PROBLEM DESCRIPTION – Copy each line of the listing below exactly.

Stored data entries:
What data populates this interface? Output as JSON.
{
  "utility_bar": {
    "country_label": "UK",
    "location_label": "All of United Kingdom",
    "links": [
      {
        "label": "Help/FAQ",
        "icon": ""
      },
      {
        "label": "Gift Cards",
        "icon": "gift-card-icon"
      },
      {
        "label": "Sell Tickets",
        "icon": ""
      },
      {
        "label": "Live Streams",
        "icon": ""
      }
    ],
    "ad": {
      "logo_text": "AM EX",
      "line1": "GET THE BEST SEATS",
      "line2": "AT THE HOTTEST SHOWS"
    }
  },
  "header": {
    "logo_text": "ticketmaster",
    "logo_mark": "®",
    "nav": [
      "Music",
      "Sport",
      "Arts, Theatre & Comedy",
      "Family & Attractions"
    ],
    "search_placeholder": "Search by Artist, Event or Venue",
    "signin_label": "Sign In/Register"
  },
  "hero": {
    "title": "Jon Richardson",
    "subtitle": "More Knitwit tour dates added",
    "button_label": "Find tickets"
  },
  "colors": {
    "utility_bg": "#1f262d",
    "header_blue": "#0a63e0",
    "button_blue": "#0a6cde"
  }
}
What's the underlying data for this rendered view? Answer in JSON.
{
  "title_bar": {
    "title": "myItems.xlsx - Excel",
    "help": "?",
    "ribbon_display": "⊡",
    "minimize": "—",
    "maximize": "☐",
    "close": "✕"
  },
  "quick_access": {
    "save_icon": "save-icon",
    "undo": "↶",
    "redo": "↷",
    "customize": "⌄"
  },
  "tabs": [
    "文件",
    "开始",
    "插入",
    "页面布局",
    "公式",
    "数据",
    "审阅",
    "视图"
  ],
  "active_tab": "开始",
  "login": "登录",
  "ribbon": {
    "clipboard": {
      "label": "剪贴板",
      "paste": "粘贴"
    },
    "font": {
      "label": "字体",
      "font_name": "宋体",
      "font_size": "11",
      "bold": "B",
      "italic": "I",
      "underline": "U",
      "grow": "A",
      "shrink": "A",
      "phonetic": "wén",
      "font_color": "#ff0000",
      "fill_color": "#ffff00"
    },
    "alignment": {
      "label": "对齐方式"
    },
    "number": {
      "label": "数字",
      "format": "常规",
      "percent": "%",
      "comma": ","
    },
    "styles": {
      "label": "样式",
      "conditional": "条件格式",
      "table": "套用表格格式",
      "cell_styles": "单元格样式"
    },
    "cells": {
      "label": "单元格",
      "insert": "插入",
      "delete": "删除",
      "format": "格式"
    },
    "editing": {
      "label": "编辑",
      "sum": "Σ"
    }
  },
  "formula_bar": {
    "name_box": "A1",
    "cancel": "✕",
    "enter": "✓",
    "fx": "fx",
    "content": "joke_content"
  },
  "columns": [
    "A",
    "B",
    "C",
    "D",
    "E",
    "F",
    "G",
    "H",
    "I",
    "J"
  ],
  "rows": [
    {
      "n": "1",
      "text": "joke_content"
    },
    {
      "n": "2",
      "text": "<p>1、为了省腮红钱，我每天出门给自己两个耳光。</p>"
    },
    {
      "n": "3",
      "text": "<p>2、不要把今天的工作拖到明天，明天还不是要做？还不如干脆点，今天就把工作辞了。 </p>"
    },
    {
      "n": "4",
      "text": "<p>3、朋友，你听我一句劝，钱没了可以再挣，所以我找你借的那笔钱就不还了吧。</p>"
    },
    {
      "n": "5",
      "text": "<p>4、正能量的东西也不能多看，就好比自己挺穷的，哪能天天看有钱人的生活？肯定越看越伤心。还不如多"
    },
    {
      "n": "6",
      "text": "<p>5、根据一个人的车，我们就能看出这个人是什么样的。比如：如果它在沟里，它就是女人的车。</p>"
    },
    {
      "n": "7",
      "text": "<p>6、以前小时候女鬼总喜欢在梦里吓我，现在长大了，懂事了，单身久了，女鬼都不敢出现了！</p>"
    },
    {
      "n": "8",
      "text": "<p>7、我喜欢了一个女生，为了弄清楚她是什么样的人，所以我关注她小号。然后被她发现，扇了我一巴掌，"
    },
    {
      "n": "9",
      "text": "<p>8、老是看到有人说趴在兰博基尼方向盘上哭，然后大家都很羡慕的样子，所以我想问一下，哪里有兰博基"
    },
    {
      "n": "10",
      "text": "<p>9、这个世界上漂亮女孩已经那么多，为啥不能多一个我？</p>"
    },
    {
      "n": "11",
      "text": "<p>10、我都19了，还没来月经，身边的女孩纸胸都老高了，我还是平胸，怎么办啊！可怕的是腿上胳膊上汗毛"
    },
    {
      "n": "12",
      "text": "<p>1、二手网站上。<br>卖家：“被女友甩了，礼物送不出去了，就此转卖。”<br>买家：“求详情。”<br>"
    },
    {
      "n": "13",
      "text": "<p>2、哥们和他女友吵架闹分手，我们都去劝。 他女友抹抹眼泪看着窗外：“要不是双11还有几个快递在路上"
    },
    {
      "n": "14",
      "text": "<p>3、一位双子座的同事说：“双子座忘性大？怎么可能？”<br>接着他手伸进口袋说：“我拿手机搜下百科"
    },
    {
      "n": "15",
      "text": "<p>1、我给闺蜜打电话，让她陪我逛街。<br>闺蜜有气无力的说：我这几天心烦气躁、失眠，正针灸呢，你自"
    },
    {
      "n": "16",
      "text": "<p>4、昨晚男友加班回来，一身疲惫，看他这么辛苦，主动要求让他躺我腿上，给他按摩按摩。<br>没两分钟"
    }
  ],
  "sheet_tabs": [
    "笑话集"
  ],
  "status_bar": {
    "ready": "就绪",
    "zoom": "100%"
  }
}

EXERCISE RESPONSE –
What data populates this interface? Output as JSON.
{
  "utility_bar": {
    "country_label": "UK",
    "location_label": "All of United Kingdom",
    "links": [
      {
        "label": "Help/FAQ",
        "icon": ""
      },
      {
        "label": "Gift Cards",
        "icon": "gift-card-icon"
      },
      {
        "label": "Sell Tickets",
        "icon": ""
      },
      {
        "label": "Live Streams",
        "icon": ""
      }
    ],
    "ad": {
      "logo_text": "AM EX",
      "line1": "GET THE BEST SEATS",
      "line2": "AT THE HOTTEST SHOWS"
    }
  },
  "header": {
    "logo_text": "ticketmaster",
    "logo_mark": "®",
    "nav": [
      "Music",
      "Sport",
      "Arts, Theatre & Comedy",
      "Family & Attractions"
    ],
    "search_placeholder": "Search by Artist, Event or Venue",
    "signin_label": "Sign In/Register"
  },
  "hero": {
    "title": "Jon Richardson",
    "subtitle": "More Knitwit tour dates added",
    "button_label": "Find tickets"
  },
  "colors": {
    "utility_bg": "#1f262d",
    "header_blue": "#0a63e0",
    "button_blue": "#0a6cde"
  }
}
What's the underlying data for this rendered view? Answer in JSON.
{
  "title_bar": {
    "title": "myItems.xlsx - Excel",
    "help": "?",
    "ribbon_display": "⊡",
    "minimize": "—",
    "maximize": "☐",
    "close": "✕"
  },
  "quick_access": {
    "save_icon": "save-icon",
    "undo": "↶",
    "redo": "↷",
    "customize": "⌄"
  },
  "tabs": [
    "文件",
    "开始",
    "插入",
    "页面布局",
    "公式",
    "数据",
    "审阅",
    "视图"
  ],
  "active_tab": "开始",
  "login": "登录",
  "ribbon": {
    "clipboard": {
      "label": "剪贴板",
      "paste": "粘贴"
    },
    "font": {
      "label": "字体",
      "font_name": "宋体",
      "font_size": "11",
      "bold": "B",
      "italic": "I",
      "underline": "U",
      "grow": "A",
      "shrink": "A",
      "phonetic": "wén",
      "font_color": "#ff0000",
      "fill_color": "#ffff00"
    },
    "alignment": {
      "label": "对齐方式"
    },
    "number": {
      "label": "数字",
      "format": "常规",
      "percent": "%",
      "comma": ","
    },
    "styles": {
      "label": "样式",
      "conditional": "条件格式",
      "table": "套用表格格式",
      "cell_styles": "单元格样式"
    },
    "cells": {
      "label": "单元格",
      "insert": "插入",
      "delete": "删除",
      "format": "格式"
    },
    "editing": {
      "label": "编辑",
      "sum": "Σ"
    }
  },
  "formula_bar": {
    "name_box": "A1",
    "cancel": "✕",
    "enter": "✓",
    "fx": "fx",
    "content": "joke_content"
  },
  "columns": [
    "A",
    "B",
    "C",
    "D",
    "E",
    "F",
    "G",
    "H",
    "I",
    "J"
  ],
  "rows": [
    {
      "n": "1",
      "text": "joke_content"
    },
    {
      "n": "2",
      "text": "<p>1、为了省腮红钱，我每天出门给自己两个耳光。</p>"
    },
    {
      "n": "3",
      "text": "<p>2、不要把今天的工作拖到明天，明天还不是要做？还不如干脆点，今天就把工作辞了。 </p>"
    },
    {
      "n": "4",
      "text": "<p>3、朋友，你听我一句劝，钱没了可以再挣，所以我找你借的那笔钱就不还了吧。</p>"
    },
    {
      "n": "5",
      "text": "<p>4、正能量的东西也不能多看，就好比自己挺穷的，哪能天天看有钱人的生活？肯定越看越伤心。还不如多"
    },
    {
      "n": "6",
      "text": "<p>5、根据一个人的车，我们就能看出这个人是什么样的。比如：如果它在沟里，它就是女人的车。</p>"
    },
    {
      "n": "7",
      "text": "<p>6、以前小时候女鬼总喜欢在梦里吓我，现在长大了，懂事了，单身久了，女鬼都不敢出现了！</p>"
    },
    {
      "n": "8",
      "text": "<p>7、我喜欢了一个女生，为了弄清楚她是什么样的人，所以我关注她小号。然后被她发现，扇了我一巴掌，"
    },
    {
      "n": "9",
      "text": "<p>8、老是看到有人说趴在兰博基尼方向盘上哭，然后大家都很羡慕的样子，所以我想问一下，哪里有兰博基"
    },
    {
      "n": "10",
      "text": "<p>9、这个世界上漂亮女孩已经那么多，为啥不能多一个我？</p>"
    },
    {
      "n": "11",
      "text": "<p>10、我都19了，还没来月经，身边的女孩纸胸都老高了，我还是平胸，怎么办啊！可怕的是腿上胳膊上汗毛"
    },
    {
      "n": "12",
      "text": "<p>1、二手网站上。<br>卖家：“被女友甩了，礼物送不出去了，就此转卖。”<br>买家：“求详情。”<br>"
    },
    {
      "n": "13",
      "text": "<p>2、哥们和他女友吵架闹分手，我们都去劝。 他女友抹抹眼泪看着窗外：“要不是双11还有几个快递在路上"
    },
    {
      "n": "14",
      "text": "<p>3、一位双子座的同事说：“双子座忘性大？怎么可能？”<br>接着他手伸进口袋说：“我拿手机搜下百科"
    },
    {
      "n": "15",
      "text": "<p>1、我给闺蜜打电话，让她陪我逛街。<br>闺蜜有气无力的说：我这几天心烦气躁、失眠，正针灸呢，你自"
    },
    {
      "n": "16",
      "text": "<p>4、昨晚男友加班回来，一身疲惫，看他这么辛苦，主动要求让他躺我腿上，给他按摩按摩。<br>没两分钟"
    }
  ],
  "sheet_tabs": [
    "笑话集"
  ],
  "status_bar": {
    "ready": "就绪",
    "zoom": "100%"
  }
}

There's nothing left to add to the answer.